/---

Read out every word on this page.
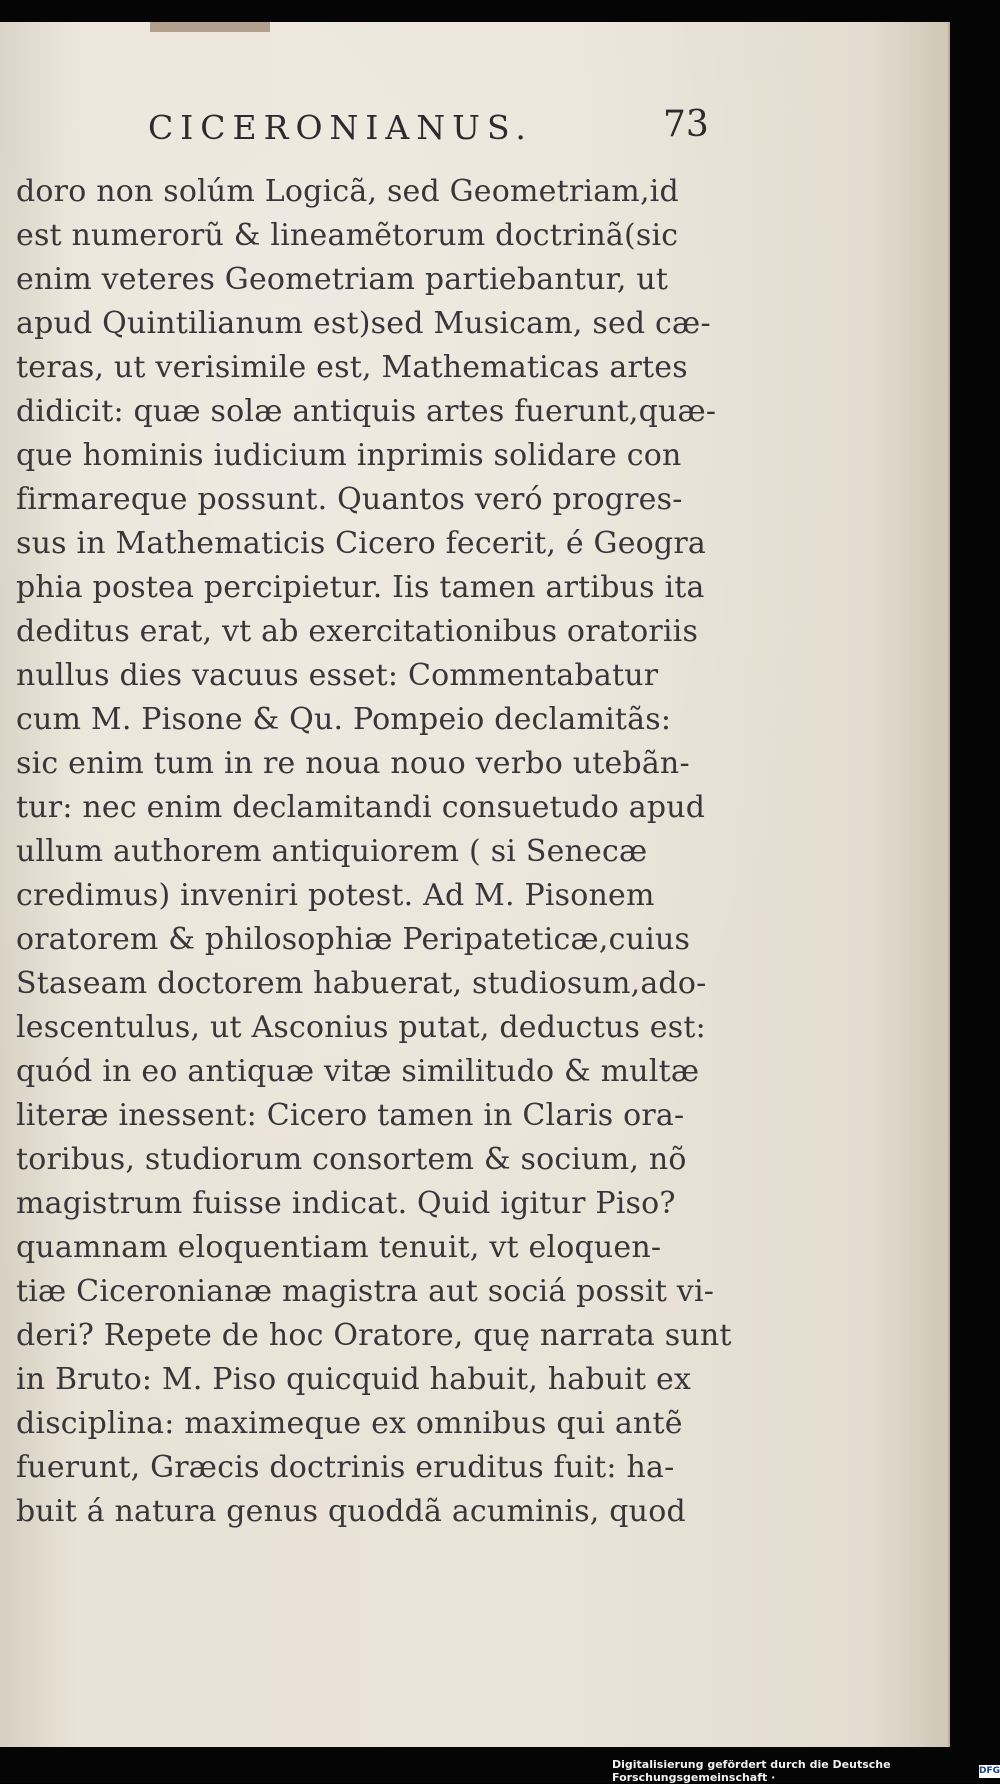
CICERONIANUS.	73
doro non solúm Logicã, sed Geometriam,id
est numerorũ & lineamẽtorum doctrinã(sic
enim veteres Geometriam partiebantur, ut
apud Quintilianum est)sed Musicam, sed cæ-
teras, ut verisimile est, Mathematicas artes
didicit: quæ solæ antiquis artes fuerunt,quæ-
que hominis iudicium inprimis solidare con
firmareque possunt. Quantos veró progres-
sus in Mathematicis Cicero fecerit, é Geogra
phia postea percipietur. Iis tamen artibus ita
deditus erat, vt ab exercitationibus oratoriis
nullus dies vacuus esset: Commentabatur
cum M. Pisone & Qu. Pompeio declamitãs:
sic enim tum in re noua nouo verbo utebãn-
tur: nec enim declamitandi consuetudo apud
ullum authorem antiquiorem ( si Senecæ
credimus) inveniri potest. Ad M. Pisonem
oratorem & philosophiæ Peripateticæ,cuius
Staseam doctorem habuerat, studiosum,ado-
lescentulus, ut Asconius putat, deductus est:
quód in eo antiquæ vitæ similitudo & multæ
literæ inessent: Cicero tamen in Claris ora-
toribus, studiorum consortem & socium, nõ
magistrum fuisse indicat. Quid igitur Piso?
quamnam eloquentiam tenuit, vt eloquen-
tiæ Ciceronianæ magistra aut sociá possit vi-
deri? Repete de hoc Oratore, quę narrata sunt
in Bruto: M. Piso quicquid habuit, habuit ex
disciplina: maximeque ex omnibus qui antẽ
fuerunt, Græcis doctrinis eruditus fuit: ha-
buit á natura genus quoddã acuminis, quod
Digitalisierung gefördert durch die Deutsche Forschungsgemeinschaft ·
DFG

\---

**Task prompt**
Print out the lines exactly, skipping any picture.

**Solution to this task**
Read out every word on this page.
CICERONIANUS.	73
doro non solúm Logicã, sed Geometriam,id
est numerorũ & lineamẽtorum doctrinã(sic
enim veteres Geometriam partiebantur, ut
apud Quintilianum est)sed Musicam, sed cæ-
teras, ut verisimile est, Mathematicas artes
didicit: quæ solæ antiquis artes fuerunt,quæ-
que hominis iudicium inprimis solidare con
firmareque possunt. Quantos veró progres-
sus in Mathematicis Cicero fecerit, é Geogra
phia postea percipietur. Iis tamen artibus ita
deditus erat, vt ab exercitationibus oratoriis
nullus dies vacuus esset: Commentabatur
cum M. Pisone & Qu. Pompeio declamitãs:
sic enim tum in re noua nouo verbo utebãn-
tur: nec enim declamitandi consuetudo apud
ullum authorem antiquiorem ( si Senecæ
credimus) inveniri potest. Ad M. Pisonem
oratorem & philosophiæ Peripateticæ,cuius
Staseam doctorem habuerat, studiosum,ado-
lescentulus, ut Asconius putat, deductus est:
quód in eo antiquæ vitæ similitudo & multæ
literæ inessent: Cicero tamen in Claris ora-
toribus, studiorum consortem & socium, nõ
magistrum fuisse indicat. Quid igitur Piso?
quamnam eloquentiam tenuit, vt eloquen-
tiæ Ciceronianæ magistra aut sociá possit vi-
deri? Repete de hoc Oratore, quę narrata sunt
in Bruto: M. Piso quicquid habuit, habuit ex
disciplina: maximeque ex omnibus qui antẽ
fuerunt, Græcis doctrinis eruditus fuit: ha-
buit á natura genus quoddã acuminis, quod
Digitalisierung gefördert durch die Deutsche Forschungsgemeinschaft ·
DFG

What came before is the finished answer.